**Aim**
Your task is to locate every line holding the string "tone" and to copy each of them.

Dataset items

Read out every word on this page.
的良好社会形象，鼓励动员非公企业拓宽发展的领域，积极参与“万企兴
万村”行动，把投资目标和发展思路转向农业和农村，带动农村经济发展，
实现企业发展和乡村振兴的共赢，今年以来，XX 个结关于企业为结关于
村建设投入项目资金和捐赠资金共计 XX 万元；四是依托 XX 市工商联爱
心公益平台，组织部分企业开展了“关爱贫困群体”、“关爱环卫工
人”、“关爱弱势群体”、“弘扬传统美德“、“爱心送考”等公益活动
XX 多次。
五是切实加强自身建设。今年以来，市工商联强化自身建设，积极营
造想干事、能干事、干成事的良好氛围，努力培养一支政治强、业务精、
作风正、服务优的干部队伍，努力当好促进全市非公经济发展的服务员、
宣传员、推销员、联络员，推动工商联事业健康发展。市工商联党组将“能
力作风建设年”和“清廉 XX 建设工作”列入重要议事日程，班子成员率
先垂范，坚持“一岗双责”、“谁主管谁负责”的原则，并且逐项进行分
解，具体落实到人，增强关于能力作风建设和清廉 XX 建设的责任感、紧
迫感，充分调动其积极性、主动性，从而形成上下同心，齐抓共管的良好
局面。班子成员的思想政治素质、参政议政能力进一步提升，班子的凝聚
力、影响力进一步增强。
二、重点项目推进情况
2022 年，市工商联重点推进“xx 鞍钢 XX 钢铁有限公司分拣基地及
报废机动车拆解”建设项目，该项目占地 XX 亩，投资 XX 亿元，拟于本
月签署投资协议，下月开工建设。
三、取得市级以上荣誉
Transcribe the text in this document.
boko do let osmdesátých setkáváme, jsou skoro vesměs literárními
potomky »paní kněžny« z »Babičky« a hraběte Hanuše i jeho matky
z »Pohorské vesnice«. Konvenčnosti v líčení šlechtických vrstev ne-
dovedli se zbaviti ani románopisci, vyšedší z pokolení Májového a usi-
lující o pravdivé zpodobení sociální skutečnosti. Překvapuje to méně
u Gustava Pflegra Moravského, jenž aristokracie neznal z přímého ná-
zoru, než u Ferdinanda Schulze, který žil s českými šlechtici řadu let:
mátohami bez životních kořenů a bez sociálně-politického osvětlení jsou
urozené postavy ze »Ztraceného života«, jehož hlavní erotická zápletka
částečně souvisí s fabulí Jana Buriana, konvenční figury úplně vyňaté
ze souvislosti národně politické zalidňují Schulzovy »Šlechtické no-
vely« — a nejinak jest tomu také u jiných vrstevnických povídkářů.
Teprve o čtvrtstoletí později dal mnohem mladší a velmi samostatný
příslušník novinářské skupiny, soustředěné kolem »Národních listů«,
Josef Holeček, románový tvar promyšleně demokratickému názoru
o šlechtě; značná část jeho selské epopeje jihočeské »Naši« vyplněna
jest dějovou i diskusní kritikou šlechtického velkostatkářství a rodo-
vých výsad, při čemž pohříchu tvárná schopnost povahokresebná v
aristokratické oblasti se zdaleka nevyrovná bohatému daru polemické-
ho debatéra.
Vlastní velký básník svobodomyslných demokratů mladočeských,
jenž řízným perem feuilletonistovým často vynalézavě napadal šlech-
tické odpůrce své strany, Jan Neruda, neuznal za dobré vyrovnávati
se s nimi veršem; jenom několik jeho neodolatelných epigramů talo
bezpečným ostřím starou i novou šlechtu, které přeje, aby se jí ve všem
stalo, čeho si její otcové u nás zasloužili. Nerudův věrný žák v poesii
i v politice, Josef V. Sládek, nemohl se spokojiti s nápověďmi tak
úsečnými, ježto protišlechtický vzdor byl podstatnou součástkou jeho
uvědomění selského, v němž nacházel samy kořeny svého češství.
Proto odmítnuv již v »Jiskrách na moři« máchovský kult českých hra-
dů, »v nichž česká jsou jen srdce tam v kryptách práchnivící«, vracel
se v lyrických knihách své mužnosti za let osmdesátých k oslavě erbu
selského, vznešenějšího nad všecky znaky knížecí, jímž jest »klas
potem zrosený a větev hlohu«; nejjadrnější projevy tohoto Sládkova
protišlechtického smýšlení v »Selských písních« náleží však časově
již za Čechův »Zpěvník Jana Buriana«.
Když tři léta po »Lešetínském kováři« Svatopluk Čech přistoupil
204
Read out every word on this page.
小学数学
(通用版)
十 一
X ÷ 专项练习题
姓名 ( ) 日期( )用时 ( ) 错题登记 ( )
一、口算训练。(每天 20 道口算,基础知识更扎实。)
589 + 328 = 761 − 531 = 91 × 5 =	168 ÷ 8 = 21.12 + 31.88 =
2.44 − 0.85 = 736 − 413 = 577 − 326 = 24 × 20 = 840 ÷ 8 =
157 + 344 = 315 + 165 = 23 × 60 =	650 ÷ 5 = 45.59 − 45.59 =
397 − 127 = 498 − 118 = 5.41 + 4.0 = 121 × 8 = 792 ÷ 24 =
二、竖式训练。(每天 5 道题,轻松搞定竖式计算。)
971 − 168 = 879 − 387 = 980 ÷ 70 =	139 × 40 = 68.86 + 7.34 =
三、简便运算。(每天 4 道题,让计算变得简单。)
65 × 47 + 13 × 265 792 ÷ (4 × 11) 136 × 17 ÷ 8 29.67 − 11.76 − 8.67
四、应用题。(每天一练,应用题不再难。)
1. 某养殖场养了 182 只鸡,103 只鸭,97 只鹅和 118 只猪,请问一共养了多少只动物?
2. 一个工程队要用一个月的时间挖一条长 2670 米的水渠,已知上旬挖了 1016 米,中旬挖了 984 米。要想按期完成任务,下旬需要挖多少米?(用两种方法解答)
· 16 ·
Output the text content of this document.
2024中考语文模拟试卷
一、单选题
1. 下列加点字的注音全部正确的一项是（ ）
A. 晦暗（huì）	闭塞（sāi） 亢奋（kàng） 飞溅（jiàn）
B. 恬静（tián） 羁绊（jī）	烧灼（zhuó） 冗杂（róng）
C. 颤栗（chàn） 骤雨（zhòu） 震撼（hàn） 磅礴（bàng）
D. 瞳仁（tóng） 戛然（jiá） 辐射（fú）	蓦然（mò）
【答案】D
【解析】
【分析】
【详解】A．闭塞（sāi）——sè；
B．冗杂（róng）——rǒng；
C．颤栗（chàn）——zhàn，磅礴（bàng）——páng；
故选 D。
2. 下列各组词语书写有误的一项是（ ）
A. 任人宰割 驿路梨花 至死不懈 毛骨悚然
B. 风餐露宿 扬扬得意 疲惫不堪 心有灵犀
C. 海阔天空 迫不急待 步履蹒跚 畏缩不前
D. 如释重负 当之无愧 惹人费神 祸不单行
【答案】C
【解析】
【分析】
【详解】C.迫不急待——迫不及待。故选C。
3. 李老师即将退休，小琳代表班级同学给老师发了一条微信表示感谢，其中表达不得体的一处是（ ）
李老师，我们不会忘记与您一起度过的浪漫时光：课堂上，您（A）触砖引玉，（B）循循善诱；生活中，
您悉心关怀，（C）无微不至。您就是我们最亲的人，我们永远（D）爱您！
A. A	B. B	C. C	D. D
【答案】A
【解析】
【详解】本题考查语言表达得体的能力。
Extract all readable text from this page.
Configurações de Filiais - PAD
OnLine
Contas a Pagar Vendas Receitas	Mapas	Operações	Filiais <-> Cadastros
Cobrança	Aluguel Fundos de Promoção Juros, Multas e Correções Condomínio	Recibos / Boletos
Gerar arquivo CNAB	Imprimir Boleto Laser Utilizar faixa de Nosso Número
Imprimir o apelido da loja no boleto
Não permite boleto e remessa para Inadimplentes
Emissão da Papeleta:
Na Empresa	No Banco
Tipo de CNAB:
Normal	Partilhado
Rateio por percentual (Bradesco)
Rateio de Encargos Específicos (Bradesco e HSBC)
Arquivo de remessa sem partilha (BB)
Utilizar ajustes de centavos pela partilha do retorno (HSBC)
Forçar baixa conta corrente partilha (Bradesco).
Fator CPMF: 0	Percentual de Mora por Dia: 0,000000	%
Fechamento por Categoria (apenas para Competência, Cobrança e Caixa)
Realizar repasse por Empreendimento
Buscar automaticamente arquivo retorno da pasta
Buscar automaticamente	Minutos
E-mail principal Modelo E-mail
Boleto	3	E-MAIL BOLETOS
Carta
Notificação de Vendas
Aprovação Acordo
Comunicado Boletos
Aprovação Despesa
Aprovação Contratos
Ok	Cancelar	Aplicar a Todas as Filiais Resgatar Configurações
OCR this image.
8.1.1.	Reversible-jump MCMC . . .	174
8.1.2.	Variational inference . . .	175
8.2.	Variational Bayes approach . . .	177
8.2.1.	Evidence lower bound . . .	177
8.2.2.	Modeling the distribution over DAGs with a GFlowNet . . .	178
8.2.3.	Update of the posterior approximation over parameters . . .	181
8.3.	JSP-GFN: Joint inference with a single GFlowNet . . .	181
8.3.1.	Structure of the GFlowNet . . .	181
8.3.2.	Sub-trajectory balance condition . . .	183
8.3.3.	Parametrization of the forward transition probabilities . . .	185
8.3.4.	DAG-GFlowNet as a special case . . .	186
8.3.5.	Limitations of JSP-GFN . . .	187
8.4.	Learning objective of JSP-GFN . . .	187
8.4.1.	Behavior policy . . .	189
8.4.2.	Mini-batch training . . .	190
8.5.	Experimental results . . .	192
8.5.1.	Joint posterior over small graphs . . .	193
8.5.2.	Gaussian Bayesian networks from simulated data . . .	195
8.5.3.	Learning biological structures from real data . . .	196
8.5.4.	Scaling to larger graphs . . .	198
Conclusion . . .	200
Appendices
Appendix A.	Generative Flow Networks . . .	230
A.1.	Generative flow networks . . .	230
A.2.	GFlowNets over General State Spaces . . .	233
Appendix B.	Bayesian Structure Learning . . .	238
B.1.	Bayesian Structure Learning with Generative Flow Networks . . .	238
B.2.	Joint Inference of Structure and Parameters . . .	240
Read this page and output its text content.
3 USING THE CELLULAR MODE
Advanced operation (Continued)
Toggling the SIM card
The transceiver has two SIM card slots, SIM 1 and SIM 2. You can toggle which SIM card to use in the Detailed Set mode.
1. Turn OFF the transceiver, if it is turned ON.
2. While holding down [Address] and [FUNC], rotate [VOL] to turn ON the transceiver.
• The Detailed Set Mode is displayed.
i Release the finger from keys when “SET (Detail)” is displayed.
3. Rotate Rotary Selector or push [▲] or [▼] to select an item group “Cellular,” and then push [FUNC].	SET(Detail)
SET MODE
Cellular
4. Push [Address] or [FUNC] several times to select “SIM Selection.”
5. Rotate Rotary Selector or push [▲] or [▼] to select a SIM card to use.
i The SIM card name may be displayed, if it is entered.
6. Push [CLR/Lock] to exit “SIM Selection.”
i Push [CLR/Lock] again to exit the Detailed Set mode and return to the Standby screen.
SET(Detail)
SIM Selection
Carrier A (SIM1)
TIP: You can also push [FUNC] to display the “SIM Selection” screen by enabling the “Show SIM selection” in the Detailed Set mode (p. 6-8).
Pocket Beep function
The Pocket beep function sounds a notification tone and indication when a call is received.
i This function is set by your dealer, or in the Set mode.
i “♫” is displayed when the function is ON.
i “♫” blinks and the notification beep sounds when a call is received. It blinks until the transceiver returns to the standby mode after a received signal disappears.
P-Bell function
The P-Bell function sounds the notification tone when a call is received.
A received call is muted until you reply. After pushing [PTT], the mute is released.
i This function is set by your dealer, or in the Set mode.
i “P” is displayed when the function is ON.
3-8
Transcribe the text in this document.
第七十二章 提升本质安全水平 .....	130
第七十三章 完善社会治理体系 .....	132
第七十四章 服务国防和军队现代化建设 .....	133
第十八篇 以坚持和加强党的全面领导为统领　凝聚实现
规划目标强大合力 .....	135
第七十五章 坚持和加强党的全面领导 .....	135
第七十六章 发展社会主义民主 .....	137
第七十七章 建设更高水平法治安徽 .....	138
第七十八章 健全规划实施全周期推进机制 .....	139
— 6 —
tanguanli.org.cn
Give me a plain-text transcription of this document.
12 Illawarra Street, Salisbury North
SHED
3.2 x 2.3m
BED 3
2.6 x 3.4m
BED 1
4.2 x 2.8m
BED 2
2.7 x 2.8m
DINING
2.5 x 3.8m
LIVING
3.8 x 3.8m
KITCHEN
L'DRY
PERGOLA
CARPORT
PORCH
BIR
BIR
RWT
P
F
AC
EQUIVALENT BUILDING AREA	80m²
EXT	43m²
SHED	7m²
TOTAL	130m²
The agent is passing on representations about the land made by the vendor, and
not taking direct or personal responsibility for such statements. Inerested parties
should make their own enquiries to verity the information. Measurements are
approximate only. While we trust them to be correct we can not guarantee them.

**Task response**
The Pocket beep function sounds a notification tone and indication when a call is received.
The P-Bell function sounds the notification tone when a call is received.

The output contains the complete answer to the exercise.